Each record is to be printed again precisely as it reads.

Exercise inputs
● ● ●
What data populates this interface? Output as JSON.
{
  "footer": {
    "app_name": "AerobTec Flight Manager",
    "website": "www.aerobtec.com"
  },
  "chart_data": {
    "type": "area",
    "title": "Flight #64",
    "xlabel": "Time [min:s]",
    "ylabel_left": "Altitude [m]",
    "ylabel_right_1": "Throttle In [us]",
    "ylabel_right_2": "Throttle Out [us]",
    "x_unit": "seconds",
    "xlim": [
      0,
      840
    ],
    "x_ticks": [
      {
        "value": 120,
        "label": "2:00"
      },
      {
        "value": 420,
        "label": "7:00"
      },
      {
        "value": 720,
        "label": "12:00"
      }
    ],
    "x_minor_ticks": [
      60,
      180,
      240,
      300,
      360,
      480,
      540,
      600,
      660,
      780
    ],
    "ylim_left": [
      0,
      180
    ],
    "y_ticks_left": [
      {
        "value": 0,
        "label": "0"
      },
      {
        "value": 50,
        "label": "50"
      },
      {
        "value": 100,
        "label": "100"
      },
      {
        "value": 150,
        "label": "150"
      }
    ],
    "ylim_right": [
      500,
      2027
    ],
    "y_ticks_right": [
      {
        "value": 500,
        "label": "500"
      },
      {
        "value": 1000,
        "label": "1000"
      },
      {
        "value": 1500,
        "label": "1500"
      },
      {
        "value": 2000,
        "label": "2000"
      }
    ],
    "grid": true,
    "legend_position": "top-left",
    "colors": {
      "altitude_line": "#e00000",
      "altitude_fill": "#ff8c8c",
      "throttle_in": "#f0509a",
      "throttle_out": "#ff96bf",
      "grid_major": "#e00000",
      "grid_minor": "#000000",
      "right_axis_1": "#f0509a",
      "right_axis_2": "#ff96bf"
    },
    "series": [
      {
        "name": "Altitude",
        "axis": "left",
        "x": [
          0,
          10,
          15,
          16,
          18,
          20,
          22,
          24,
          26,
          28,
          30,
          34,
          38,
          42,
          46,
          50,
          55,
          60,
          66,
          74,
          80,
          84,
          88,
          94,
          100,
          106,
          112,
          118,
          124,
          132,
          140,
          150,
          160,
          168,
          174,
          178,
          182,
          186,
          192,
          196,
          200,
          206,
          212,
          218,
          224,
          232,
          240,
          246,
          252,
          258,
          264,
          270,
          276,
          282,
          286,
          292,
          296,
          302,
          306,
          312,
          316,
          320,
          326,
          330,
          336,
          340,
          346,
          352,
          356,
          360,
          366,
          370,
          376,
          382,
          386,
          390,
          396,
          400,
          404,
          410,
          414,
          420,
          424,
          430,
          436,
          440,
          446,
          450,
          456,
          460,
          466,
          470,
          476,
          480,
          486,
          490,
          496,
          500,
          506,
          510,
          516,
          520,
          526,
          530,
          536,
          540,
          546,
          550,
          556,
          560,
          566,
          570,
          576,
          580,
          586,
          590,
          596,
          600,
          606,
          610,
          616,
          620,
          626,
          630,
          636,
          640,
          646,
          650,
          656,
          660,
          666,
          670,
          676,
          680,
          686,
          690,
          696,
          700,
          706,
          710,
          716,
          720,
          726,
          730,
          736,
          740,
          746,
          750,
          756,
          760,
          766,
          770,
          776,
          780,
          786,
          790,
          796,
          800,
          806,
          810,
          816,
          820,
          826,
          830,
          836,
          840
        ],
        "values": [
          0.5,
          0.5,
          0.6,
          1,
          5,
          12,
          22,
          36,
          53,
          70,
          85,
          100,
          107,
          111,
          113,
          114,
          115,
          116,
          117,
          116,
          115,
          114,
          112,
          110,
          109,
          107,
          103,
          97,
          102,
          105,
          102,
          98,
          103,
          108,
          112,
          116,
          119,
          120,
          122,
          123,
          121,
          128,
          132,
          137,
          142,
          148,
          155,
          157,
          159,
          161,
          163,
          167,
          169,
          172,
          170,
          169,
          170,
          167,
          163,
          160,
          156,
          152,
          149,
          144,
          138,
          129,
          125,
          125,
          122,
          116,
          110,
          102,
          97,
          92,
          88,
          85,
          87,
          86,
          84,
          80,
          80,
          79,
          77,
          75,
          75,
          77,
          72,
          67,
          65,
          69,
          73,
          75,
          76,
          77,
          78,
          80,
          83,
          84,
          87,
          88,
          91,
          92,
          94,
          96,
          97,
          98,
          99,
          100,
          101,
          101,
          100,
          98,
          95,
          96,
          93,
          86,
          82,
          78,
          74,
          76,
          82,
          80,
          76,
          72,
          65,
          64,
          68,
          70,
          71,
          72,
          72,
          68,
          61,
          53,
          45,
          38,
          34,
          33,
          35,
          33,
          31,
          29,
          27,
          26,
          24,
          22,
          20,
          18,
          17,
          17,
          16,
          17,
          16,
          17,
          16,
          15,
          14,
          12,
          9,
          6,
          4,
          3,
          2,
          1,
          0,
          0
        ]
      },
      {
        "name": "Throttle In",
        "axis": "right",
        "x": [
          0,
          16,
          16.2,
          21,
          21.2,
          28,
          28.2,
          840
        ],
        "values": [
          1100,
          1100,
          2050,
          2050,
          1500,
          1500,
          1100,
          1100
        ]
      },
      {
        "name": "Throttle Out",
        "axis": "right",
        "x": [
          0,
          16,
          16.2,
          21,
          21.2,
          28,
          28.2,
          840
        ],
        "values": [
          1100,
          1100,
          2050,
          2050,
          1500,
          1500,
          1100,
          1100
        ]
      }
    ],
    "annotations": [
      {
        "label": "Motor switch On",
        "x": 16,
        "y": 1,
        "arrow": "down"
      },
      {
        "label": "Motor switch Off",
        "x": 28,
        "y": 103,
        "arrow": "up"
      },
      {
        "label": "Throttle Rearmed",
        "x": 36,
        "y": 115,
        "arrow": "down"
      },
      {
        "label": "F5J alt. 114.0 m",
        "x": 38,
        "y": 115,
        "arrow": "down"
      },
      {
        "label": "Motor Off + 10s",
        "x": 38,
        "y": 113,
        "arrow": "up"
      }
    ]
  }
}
● ● ●
Exercise solution
What data populates this interface? Output as JSON.
{
  "footer": {
    "app_name": "AerobTec Flight Manager",
    "website": "www.aerobtec.com"
  },
  "chart_data": {
    "type": "area",
    "title": "Flight #64",
    "xlabel": "Time [min:s]",
    "ylabel_left": "Altitude [m]",
    "ylabel_right_1": "Throttle In [us]",
    "ylabel_right_2": "Throttle Out [us]",
    "x_unit": "seconds",
    "xlim": [
      0,
      840
    ],
    "x_ticks": [
      {
        "value": 120,
        "label": "2:00"
      },
      {
        "value": 420,
        "label": "7:00"
      },
      {
        "value": 720,
        "label": "12:00"
      }
    ],
    "x_minor_ticks": [
      60,
      180,
      240,
      300,
      360,
      480,
      540,
      600,
      660,
      780
    ],
    "ylim_left": [
      0,
      180
    ],
    "y_ticks_left": [
      {
        "value": 0,
        "label": "0"
      },
      {
        "value": 50,
        "label": "50"
      },
      {
        "value": 100,
        "label": "100"
      },
      {
        "value": 150,
        "label": "150"
      }
    ],
    "ylim_right": [
      500,
      2027
    ],
    "y_ticks_right": [
      {
        "value": 500,
        "label": "500"
      },
      {
        "value": 1000,
        "label": "1000"
      },
      {
        "value": 1500,
        "label": "1500"
      },
      {
        "value": 2000,
        "label": "2000"
      }
    ],
    "grid": true,
    "legend_position": "top-left",
    "colors": {
      "altitude_line": "#e00000",
      "altitude_fill": "#ff8c8c",
      "throttle_in": "#f0509a",
      "throttle_out": "#ff96bf",
      "grid_major": "#e00000",
      "grid_minor": "#000000",
      "right_axis_1": "#f0509a",
      "right_axis_2": "#ff96bf"
    },
    "series": [
      {
        "name": "Altitude",
        "axis": "left",
        "x": [
          0,
          10,
          15,
          16,
          18,
          20,
          22,
          24,
          26,
          28,
          30,
          34,
          38,
          42,
          46,
          50,
          55,
          60,
          66,
          74,
          80,
          84,
          88,
          94,
          100,
          106,
          112,
          118,
          124,
          132,
          140,
          150,
          160,
          168,
          174,
          178,
          182,
          186,
          192,
          196,
          200,
          206,
          212,
          218,
          224,
          232,
          240,
          246,
          252,
          258,
          264,
          270,
          276,
          282,
          286,
          292,
          296,
          302,
          306,
          312,
          316,
          320,
          326,
          330,
          336,
          340,
          346,
          352,
          356,
          360,
          366,
          370,
          376,
          382,
          386,
          390,
          396,
          400,
          404,
          410,
          414,
          420,
          424,
          430,
          436,
          440,
          446,
          450,
          456,
          460,
          466,
          470,
          476,
          480,
          486,
          490,
          496,
          500,
          506,
          510,
          516,
          520,
          526,
          530,
          536,
          540,
          546,
          550,
          556,
          560,
          566,
          570,
          576,
          580,
          586,
          590,
          596,
          600,
          606,
          610,
          616,
          620,
          626,
          630,
          636,
          640,
          646,
          650,
          656,
          660,
          666,
          670,
          676,
          680,
          686,
          690,
          696,
          700,
          706,
          710,
          716,
          720,
          726,
          730,
          736,
          740,
          746,
          750,
          756,
          760,
          766,
          770,
          776,
          780,
          786,
          790,
          796,
          800,
          806,
          810,
          816,
          820,
          826,
          830,
          836,
          840
        ],
        "values": [
          0.5,
          0.5,
          0.6,
          1,
          5,
          12,
          22,
          36,
          53,
          70,
          85,
          100,
          107,
          111,
          113,
          114,
          115,
          116,
          117,
          116,
          115,
          114,
          112,
          110,
          109,
          107,
          103,
          97,
          102,
          105,
          102,
          98,
          103,
          108,
          112,
          116,
          119,
          120,
          122,
          123,
          121,
          128,
          132,
          137,
          142,
          148,
          155,
          157,
          159,
          161,
          163,
          167,
          169,
          172,
          170,
          169,
          170,
          167,
          163,
          160,
          156,
          152,
          149,
          144,
          138,
          129,
          125,
          125,
          122,
          116,
          110,
          102,
          97,
          92,
          88,
          85,
          87,
          86,
          84,
          80,
          80,
          79,
          77,
          75,
          75,
          77,
          72,
          67,
          65,
          69,
          73,
          75,
          76,
          77,
          78,
          80,
          83,
          84,
          87,
          88,
          91,
          92,
          94,
          96,
          97,
          98,
          99,
          100,
          101,
          101,
          100,
          98,
          95,
          96,
          93,
          86,
          82,
          78,
          74,
          76,
          82,
          80,
          76,
          72,
          65,
          64,
          68,
          70,
          71,
          72,
          72,
          68,
          61,
          53,
          45,
          38,
          34,
          33,
          35,
          33,
          31,
          29,
          27,
          26,
          24,
          22,
          20,
          18,
          17,
          17,
          16,
          17,
          16,
          17,
          16,
          15,
          14,
          12,
          9,
          6,
          4,
          3,
          2,
          1,
          0,
          0
        ]
      },
      {
        "name": "Throttle In",
        "axis": "right",
        "x": [
          0,
          16,
          16.2,
          21,
          21.2,
          28,
          28.2,
          840
        ],
        "values": [
          1100,
          1100,
          2050,
          2050,
          1500,
          1500,
          1100,
          1100
        ]
      },
      {
        "name": "Throttle Out",
        "axis": "right",
        "x": [
          0,
          16,
          16.2,
          21,
          21.2,
          28,
          28.2,
          840
        ],
        "values": [
          1100,
          1100,
          2050,
          2050,
          1500,
          1500,
          1100,
          1100
        ]
      }
    ],
    "annotations": [
      {
        "label": "Motor switch On",
        "x": 16,
        "y": 1,
        "arrow": "down"
      },
      {
        "label": "Motor switch Off",
        "x": 28,
        "y": 103,
        "arrow": "up"
      },
      {
        "label": "Throttle Rearmed",
        "x": 36,
        "y": 115,
        "arrow": "down"
      },
      {
        "label": "F5J alt. 114.0 m",
        "x": 38,
        "y": 115,
        "arrow": "down"
      },
      {
        "label": "Motor Off + 10s",
        "x": 38,
        "y": 113,
        "arrow": "up"
      }
    ]
  }
}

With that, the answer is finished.